(EXERCISE) Transcribe the records below in full; pictures stay out of the copy.

(EXTRACTED MATERIAL)
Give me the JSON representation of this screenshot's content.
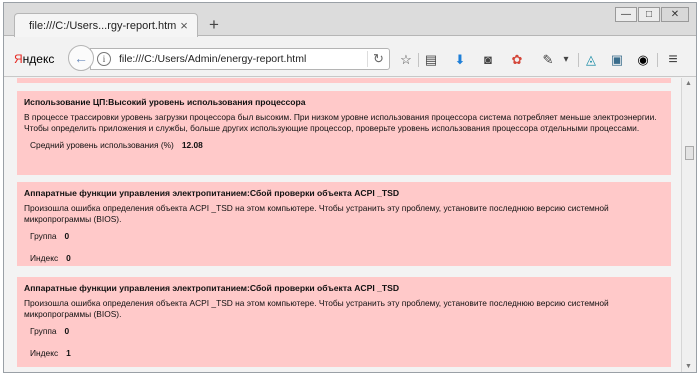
{
  "browser": {
    "tab_title": "file:///C:/Users...rgy-report.html",
    "tab_close": "×",
    "new_tab": "+",
    "window_controls": {
      "minimize": "—",
      "maximize": "□",
      "close": "✕"
    },
    "yandex_logo": {
      "first": "Я",
      "rest": "ндекс"
    },
    "back": "←",
    "url": "file:///C:/Users/Admin/energy-report.html",
    "reload": "↻",
    "toolbar_icons": [
      "star-icon",
      "reader-icon",
      "download-icon",
      "pocket-icon",
      "rainbow-icon",
      "eyedropper-icon",
      "dropdown-icon",
      "shield-icon",
      "photo-icon",
      "camera-icon",
      "menu-icon"
    ],
    "glyphs": {
      "star": "☆",
      "reader": "▤",
      "download": "⬇",
      "pocket": "◙",
      "rainbow": "✿",
      "eyedropper": "✎",
      "dropdown": "▾",
      "shield": "◬",
      "photo": "▣",
      "camera": "◉",
      "menu": "≡"
    }
  },
  "report": {
    "sections": [
      {
        "title": "Использование ЦП:Высокий уровень использования процессора",
        "description": "В процессе трассировки уровень загрузки процессора был высоким. При низком уровне использования процессора система потребляет меньше электроэнергии. Чтобы определить приложения и службы, больше других использующие процессор, проверьте уровень использования процессора отдельными процессами.",
        "fields": [
          {
            "label": "Средний уровень использования (%)",
            "value": "12.08"
          }
        ]
      },
      {
        "title": "Аппаратные функции управления электропитанием:Сбой проверки объекта ACPI _TSD",
        "description": "Произошла ошибка определения объекта ACPI _TSD на этом компьютере. Чтобы устранить эту проблему, установите последнюю версию системной микропрограммы (BIOS).",
        "fields": [
          {
            "label": "Группа",
            "value": "0"
          },
          {
            "label": "Индекс",
            "value": "0"
          }
        ]
      },
      {
        "title": "Аппаратные функции управления электропитанием:Сбой проверки объекта ACPI _TSD",
        "description": "Произошла ошибка определения объекта ACPI _TSD на этом компьютере. Чтобы устранить эту проблему, установите последнюю версию системной микропрограммы (BIOS).",
        "fields": [
          {
            "label": "Группа",
            "value": "0"
          },
          {
            "label": "Индекс",
            "value": "1"
          }
        ]
      }
    ]
  },
  "colors": {
    "block_bg": "#ffc9c9",
    "yandex_red": "#e52620"
  }
}
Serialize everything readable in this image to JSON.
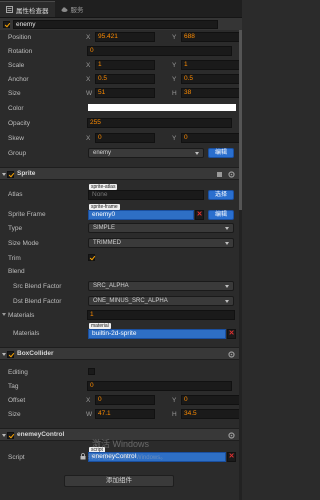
{
  "tabs": [
    {
      "label": "属性检查器",
      "active": true
    },
    {
      "label": "服务",
      "active": false
    }
  ],
  "node": {
    "active": true,
    "name": "enemy"
  },
  "node_props": {
    "position": {
      "label": "Position",
      "x": "95.421",
      "y": "688"
    },
    "rotation": {
      "label": "Rotation",
      "value": "0"
    },
    "scale": {
      "label": "Scale",
      "x": "1",
      "y": "1"
    },
    "anchor": {
      "label": "Anchor",
      "x": "0.5",
      "y": "0.5"
    },
    "size": {
      "label": "Size",
      "w": "51",
      "h": "38"
    },
    "color": {
      "label": "Color",
      "value": "#ffffff"
    },
    "opacity": {
      "label": "Opacity",
      "value": "255"
    },
    "skew": {
      "label": "Skew",
      "x": "0",
      "y": "0"
    },
    "group": {
      "label": "Group",
      "value": "enemy",
      "edit_label": "编辑"
    }
  },
  "axis": {
    "x": "X",
    "y": "Y",
    "w": "W",
    "h": "H"
  },
  "sprite": {
    "title": "Sprite",
    "enabled": true,
    "atlas": {
      "label": "Atlas",
      "tag": "sprite-atlas",
      "value": "None",
      "select_label": "选择"
    },
    "sprite_frame": {
      "label": "Sprite Frame",
      "tag": "sprite-frame",
      "value": "enemy0",
      "edit_label": "编辑"
    },
    "type": {
      "label": "Type",
      "value": "SIMPLE"
    },
    "size_mode": {
      "label": "Size Mode",
      "value": "TRIMMED"
    },
    "trim": {
      "label": "Trim",
      "checked": true
    },
    "blend": {
      "label": "Blend"
    },
    "src_blend": {
      "label": "Src Blend Factor",
      "value": "SRC_ALPHA"
    },
    "dst_blend": {
      "label": "Dst Blend Factor",
      "value": "ONE_MINUS_SRC_ALPHA"
    },
    "materials_count": {
      "label": "Materials",
      "value": "1"
    },
    "materials": {
      "label": "Materials",
      "tag": "material",
      "value": "builtin-2d-sprite"
    }
  },
  "box_collider": {
    "title": "BoxCollider",
    "enabled": true,
    "editing": {
      "label": "Editing",
      "checked": false
    },
    "tag": {
      "label": "Tag",
      "value": "0"
    },
    "offset": {
      "label": "Offset",
      "x": "0",
      "y": "0"
    },
    "size": {
      "label": "Size",
      "w": "47.1",
      "h": "34.5"
    }
  },
  "enemy_control": {
    "title": "enemeyControl",
    "enabled": true,
    "script": {
      "label": "Script",
      "tag": "script",
      "value": "enemeyControl"
    }
  },
  "add_component_label": "添加组件",
  "watermark": {
    "line1": "激活 Windows",
    "line2": "转到\"设置\"以激活 Windows。"
  },
  "colors": {
    "accent": "#ff8c00",
    "asset_blue": "#2e6fc5",
    "button_blue": "#2a6fcf",
    "delete_red": "#e03030"
  }
}
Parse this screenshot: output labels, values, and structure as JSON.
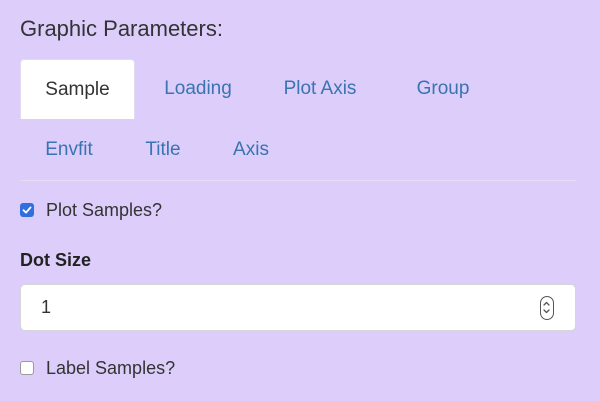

(EXERCISE OUTPUT)
Give me the JSON representation of this screenshot's content.
{
  "browser": {
    "tab_title": "file:///C:/Users...rgy-report.html",
    "tab_close": "×",
    "new_tab": "+",
    "window_controls": {
      "minimize": "—",
      "maximize": "□",
      "close": "✕"
    },
    "yandex_logo": {
      "first": "Я",
      "rest": "ндекс"
    },
    "back": "←",
    "url": "file:///C:/Users/Admin/energy-report.html",
    "reload": "↻",
    "toolbar_icons": [
      "star-icon",
      "reader-icon",
      "download-icon",
      "pocket-icon",
      "rainbow-icon",
      "eyedropper-icon",
      "dropdown-icon",
      "shield-icon",
      "photo-icon",
      "camera-icon",
      "menu-icon"
    ],
    "glyphs": {
      "star": "☆",
      "reader": "▤",
      "download": "⬇",
      "pocket": "◙",
      "rainbow": "✿",
      "eyedropper": "✎",
      "dropdown": "▾",
      "shield": "◬",
      "photo": "▣",
      "camera": "◉",
      "menu": "≡"
    }
  },
  "report": {
    "sections": [
      {
        "title": "Использование ЦП:Высокий уровень использования процессора",
        "description": "В процессе трассировки уровень загрузки процессора был высоким. При низком уровне использования процессора система потребляет меньше электроэнергии. Чтобы определить приложения и службы, больше других использующие процессор, проверьте уровень использования процессора отдельными процессами.",
        "fields": [
          {
            "label": "Средний уровень использования (%)",
            "value": "12.08"
          }
        ]
      },
      {
        "title": "Аппаратные функции управления электропитанием:Сбой проверки объекта ACPI _TSD",
        "description": "Произошла ошибка определения объекта ACPI _TSD на этом компьютере. Чтобы устранить эту проблему, установите последнюю версию системной микропрограммы (BIOS).",
        "fields": [
          {
            "label": "Группа",
            "value": "0"
          },
          {
            "label": "Индекс",
            "value": "0"
          }
        ]
      },
      {
        "title": "Аппаратные функции управления электропитанием:Сбой проверки объекта ACPI _TSD",
        "description": "Произошла ошибка определения объекта ACPI _TSD на этом компьютере. Чтобы устранить эту проблему, установите последнюю версию системной микропрограммы (BIOS).",
        "fields": [
          {
            "label": "Группа",
            "value": "0"
          },
          {
            "label": "Индекс",
            "value": "1"
          }
        ]
      }
    ]
  },
  "colors": {
    "block_bg": "#ffc9c9",
    "yandex_red": "#e52620"
  }
}
Serialize everything readable in this image to JSON.
{
  "tabs": [
    {
      "label": "属性检查器",
      "active": true
    },
    {
      "label": "服务",
      "active": false
    }
  ],
  "node": {
    "active": true,
    "name": "enemy"
  },
  "node_props": {
    "position": {
      "label": "Position",
      "x": "95.421",
      "y": "688"
    },
    "rotation": {
      "label": "Rotation",
      "value": "0"
    },
    "scale": {
      "label": "Scale",
      "x": "1",
      "y": "1"
    },
    "anchor": {
      "label": "Anchor",
      "x": "0.5",
      "y": "0.5"
    },
    "size": {
      "label": "Size",
      "w": "51",
      "h": "38"
    },
    "color": {
      "label": "Color",
      "value": "#ffffff"
    },
    "opacity": {
      "label": "Opacity",
      "value": "255"
    },
    "skew": {
      "label": "Skew",
      "x": "0",
      "y": "0"
    },
    "group": {
      "label": "Group",
      "value": "enemy",
      "edit_label": "编辑"
    }
  },
  "axis": {
    "x": "X",
    "y": "Y",
    "w": "W",
    "h": "H"
  },
  "sprite": {
    "title": "Sprite",
    "enabled": true,
    "atlas": {
      "label": "Atlas",
      "tag": "sprite-atlas",
      "value": "None",
      "select_label": "选择"
    },
    "sprite_frame": {
      "label": "Sprite Frame",
      "tag": "sprite-frame",
      "value": "enemy0",
      "edit_label": "编辑"
    },
    "type": {
      "label": "Type",
      "value": "SIMPLE"
    },
    "size_mode": {
      "label": "Size Mode",
      "value": "TRIMMED"
    },
    "trim": {
      "label": "Trim",
      "checked": true
    },
    "blend": {
      "label": "Blend"
    },
    "src_blend": {
      "label": "Src Blend Factor",
      "value": "SRC_ALPHA"
    },
    "dst_blend": {
      "label": "Dst Blend Factor",
      "value": "ONE_MINUS_SRC_ALPHA"
    },
    "materials_count": {
      "label": "Materials",
      "value": "1"
    },
    "materials": {
      "label": "Materials",
      "tag": "material",
      "value": "builtin-2d-sprite"
    }
  },
  "box_collider": {
    "title": "BoxCollider",
    "enabled": true,
    "editing": {
      "label": "Editing",
      "checked": false
    },
    "tag": {
      "label": "Tag",
      "value": "0"
    },
    "offset": {
      "label": "Offset",
      "x": "0",
      "y": "0"
    },
    "size": {
      "label": "Size",
      "w": "47.1",
      "h": "34.5"
    }
  },
  "enemy_control": {
    "title": "enemeyControl",
    "enabled": true,
    "script": {
      "label": "Script",
      "tag": "script",
      "value": "enemeyControl"
    }
  },
  "add_component_label": "添加组件",
  "watermark": {
    "line1": "激活 Windows",
    "line2": "转到\"设置\"以激活 Windows。"
  },
  "colors": {
    "accent": "#ff8c00",
    "asset_blue": "#2e6fc5",
    "button_blue": "#2a6fcf",
    "delete_red": "#e03030"
  }
}
Parse this screenshot: output labels, values, and structure as JSON.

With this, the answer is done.